WRITTEN TASK: From the listing below, pull out all lines with "sgRNA" in them.

---- RECORDS SHOWN

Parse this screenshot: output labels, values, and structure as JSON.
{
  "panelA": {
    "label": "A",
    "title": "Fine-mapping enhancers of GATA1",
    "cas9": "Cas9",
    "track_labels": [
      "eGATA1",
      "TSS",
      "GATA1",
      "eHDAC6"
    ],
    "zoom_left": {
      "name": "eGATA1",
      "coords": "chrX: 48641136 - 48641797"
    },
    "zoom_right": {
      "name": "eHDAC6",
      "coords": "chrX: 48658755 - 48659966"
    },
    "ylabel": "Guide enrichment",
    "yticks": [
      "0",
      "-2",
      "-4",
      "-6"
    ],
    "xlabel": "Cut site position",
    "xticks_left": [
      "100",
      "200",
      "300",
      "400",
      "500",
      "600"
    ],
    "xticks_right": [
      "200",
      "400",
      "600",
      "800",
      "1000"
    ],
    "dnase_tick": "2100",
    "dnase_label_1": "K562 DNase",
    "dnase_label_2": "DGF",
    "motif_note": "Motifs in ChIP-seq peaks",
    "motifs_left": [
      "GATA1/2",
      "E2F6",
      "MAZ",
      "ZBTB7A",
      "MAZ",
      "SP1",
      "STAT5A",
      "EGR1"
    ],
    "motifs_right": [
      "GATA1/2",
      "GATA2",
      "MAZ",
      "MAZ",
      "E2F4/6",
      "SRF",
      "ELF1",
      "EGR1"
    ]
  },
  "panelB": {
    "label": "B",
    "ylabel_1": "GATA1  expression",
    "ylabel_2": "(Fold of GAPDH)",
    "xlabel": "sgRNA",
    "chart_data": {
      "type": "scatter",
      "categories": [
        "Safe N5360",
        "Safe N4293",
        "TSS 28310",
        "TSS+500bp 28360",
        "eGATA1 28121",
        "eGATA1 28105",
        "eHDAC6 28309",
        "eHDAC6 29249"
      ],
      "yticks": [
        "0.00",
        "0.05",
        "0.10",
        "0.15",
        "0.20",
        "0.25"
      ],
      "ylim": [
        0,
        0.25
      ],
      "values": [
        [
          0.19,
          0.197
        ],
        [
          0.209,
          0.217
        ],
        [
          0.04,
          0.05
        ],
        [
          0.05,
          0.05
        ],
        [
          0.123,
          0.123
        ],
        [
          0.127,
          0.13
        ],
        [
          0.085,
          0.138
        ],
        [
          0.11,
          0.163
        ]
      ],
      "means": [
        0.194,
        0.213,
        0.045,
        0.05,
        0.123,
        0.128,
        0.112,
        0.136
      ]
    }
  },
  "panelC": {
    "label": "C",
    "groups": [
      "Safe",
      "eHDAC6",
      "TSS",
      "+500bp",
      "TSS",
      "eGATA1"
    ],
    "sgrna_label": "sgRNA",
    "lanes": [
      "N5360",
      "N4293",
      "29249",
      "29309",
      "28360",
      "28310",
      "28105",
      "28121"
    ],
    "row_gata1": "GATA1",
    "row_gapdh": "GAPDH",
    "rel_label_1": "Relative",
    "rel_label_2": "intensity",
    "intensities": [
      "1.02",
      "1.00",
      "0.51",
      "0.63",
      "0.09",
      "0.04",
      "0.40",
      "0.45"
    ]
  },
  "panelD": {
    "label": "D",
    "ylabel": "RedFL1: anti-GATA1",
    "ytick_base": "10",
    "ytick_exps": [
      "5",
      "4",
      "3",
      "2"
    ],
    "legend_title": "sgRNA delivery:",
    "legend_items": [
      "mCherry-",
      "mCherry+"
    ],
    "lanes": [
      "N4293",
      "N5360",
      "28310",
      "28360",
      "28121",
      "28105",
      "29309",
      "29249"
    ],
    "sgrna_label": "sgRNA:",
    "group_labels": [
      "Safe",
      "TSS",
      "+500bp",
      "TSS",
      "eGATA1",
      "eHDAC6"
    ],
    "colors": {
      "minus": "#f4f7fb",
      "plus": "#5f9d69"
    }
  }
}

--------

RESULT FOR THIS EXERCISE:
    "xlabel": "sgRNA",
    "sgrna_label": "sgRNA",
    "legend_title": "sgRNA delivery:",
    "sgrna_label": "sgRNA:",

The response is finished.